Saved data entries:
'''
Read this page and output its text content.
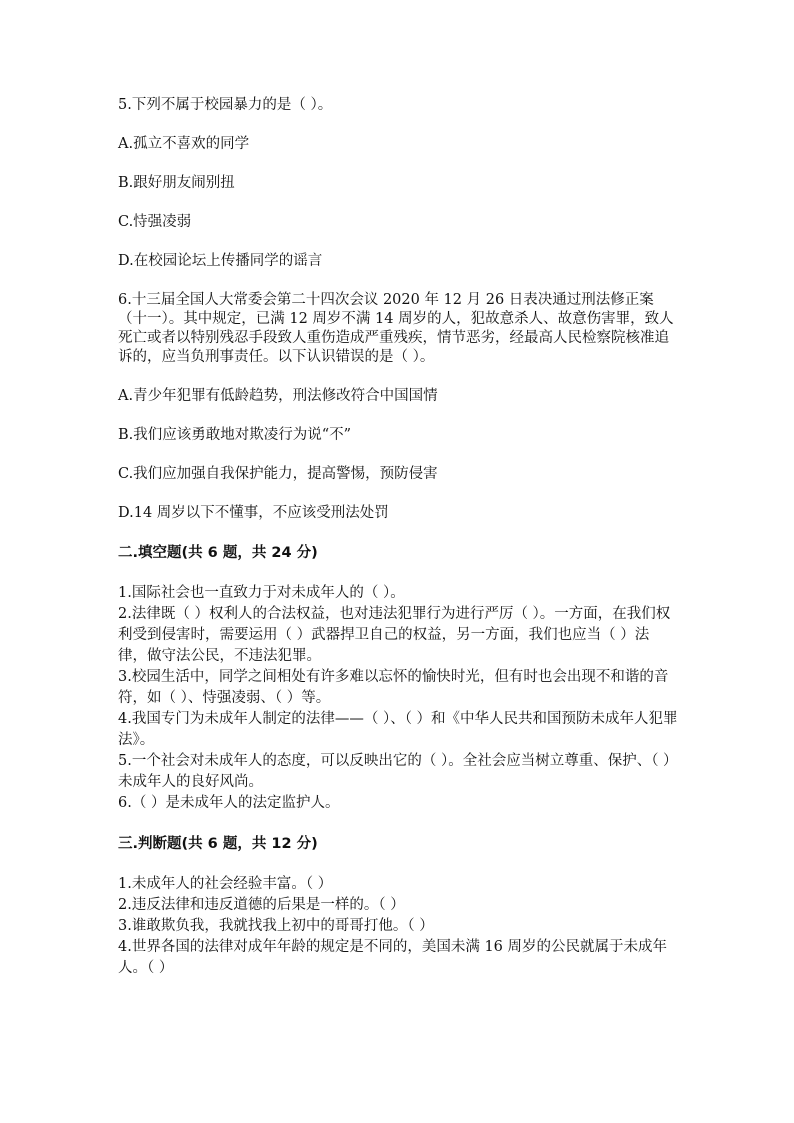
5.下列不属于校园暴力的是（ ）。
A.孤立不喜欢的同学
B.跟好朋友闹别扭
C.恃强凌弱
D.在校园论坛上传播同学的谣言
6.十三届全国人大常委会第二十四次会议 2020 年 12 月 26 日表决通过刑法修正案（十一）。其中规定，已满 12 周岁不满 14 周岁的人，犯故意杀人、故意伤害罪，致人死亡或者以特别残忍手段致人重伤造成严重残疾，情节恶劣，经最高人民检察院核准追诉的，应当负刑事责任。以下认识错误的是（ ）。
A.青少年犯罪有低龄趋势，刑法修改符合中国国情
B.我们应该勇敢地对欺凌行为说“不”
C.我们应加强自我保护能力，提高警惕，预防侵害
D.14 周岁以下不懂事，不应该受刑法处罚
二.填空题(共 6 题，共 24 分)
1.国际社会也一直致力于对未成年人的（ ）。
2.法律既（ ）权利人的合法权益，也对违法犯罪行为进行严厉（ ）。一方面，在我们权利受到侵害时，需要运用（ ）武器捍卫自己的权益，另一方面，我们也应当（ ）法律，做守法公民，不违法犯罪。
3.校园生活中，同学之间相处有许多难以忘怀的愉快时光，但有时也会出现不和谐的音符，如（ ）、恃强凌弱、（ ）等。
4.我国专门为未成年人制定的法律——（ ）、（ ）和《中华人民共和国预防未成年人犯罪法》。
5.一个社会对未成年人的态度，可以反映出它的（ ）。全社会应当树立尊重、保护、（ ）未成年人的良好风尚。
6.（ ）是未成年人的法定监护人。
三.判断题(共 6 题，共 12 分)
1.未成年人的社会经验丰富。（ ）
2.违反法律和违反道德的后果是一样的。（ ）
3.谁敢欺负我，我就找我上初中的哥哥打他。（ ）
4.世界各国的法律对成年年龄的规定是不同的，美国未满 16 周岁的公民就属于未成年人。（ ）
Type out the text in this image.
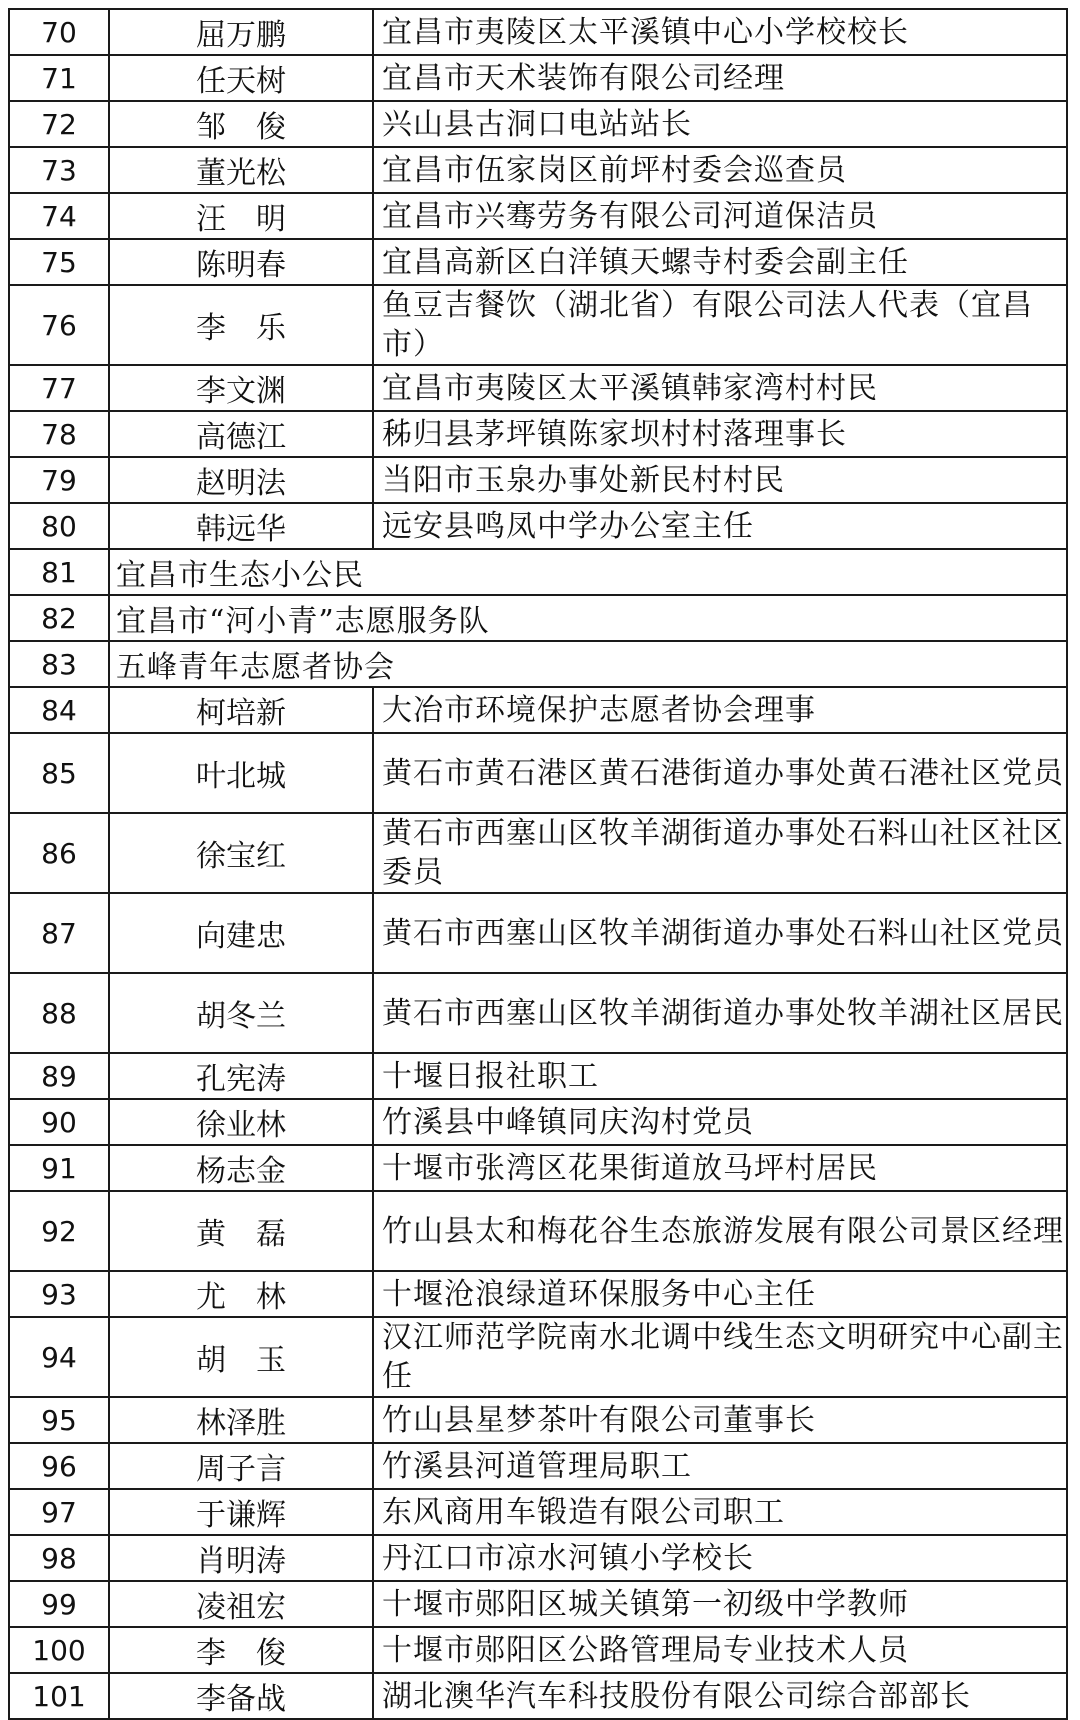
70	屈万鹏	宜昌市夷陵区太平溪镇中心小学校校长
71	任天树	宜昌市天术装饰有限公司经理
72	邹　俊	兴山县古洞口电站站长
73	董光松	宜昌市伍家岗区前坪村委会巡查员
74	汪　明	宜昌市兴骞劳务有限公司河道保洁员
75	陈明春	宜昌高新区白洋镇天螺寺村委会副主任
76	李　乐	鱼豆吉餐饮（湖北省）有限公司法人代表（宜昌市）
77	李文渊	宜昌市夷陵区太平溪镇韩家湾村村民
78	高德江	秭归县茅坪镇陈家坝村村落理事长
79	赵明法	当阳市玉泉办事处新民村村民
80	韩远华	远安县鸣凤中学办公室主任
81	宜昌市生态小公民	
82	宜昌市“河小青”志愿服务队	
83	五峰青年志愿者协会	
84	柯培新	大冶市环境保护志愿者协会理事
85	叶北城	黄石市黄石港区黄石港街道办事处黄石港社区党员
86	徐宝红	黄石市西塞山区牧羊湖街道办事处石料山社区社区委员
87	向建忠	黄石市西塞山区牧羊湖街道办事处石料山社区党员
88	胡冬兰	黄石市西塞山区牧羊湖街道办事处牧羊湖社区居民
89	孔宪涛	十堰日报社职工
90	徐业林	竹溪县中峰镇同庆沟村党员
91	杨志金	十堰市张湾区花果街道放马坪村居民
92	黄　磊	竹山县太和梅花谷生态旅游发展有限公司景区经理
93	尤　林	十堰沧浪绿道环保服务中心主任
94	胡　玉	汉江师范学院南水北调中线生态文明研究中心副主任
95	林泽胜	竹山县星梦茶叶有限公司董事长
96	周子言	竹溪县河道管理局职工
97	于谦辉	东风商用车锻造有限公司职工
98	肖明涛	丹江口市凉水河镇小学校长
99	凌祖宏	十堰市郧阳区城关镇第一初级中学教师
100	李　俊	十堰市郧阳区公路管理局专业技术人员
101	李备战	湖北澳华汽车科技股份有限公司综合部部长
'''
» Requirement:
Of all the lines in the listing above, how many contain the word "恃强凌弱"? Answer with the number alone.

» Exercise output:
2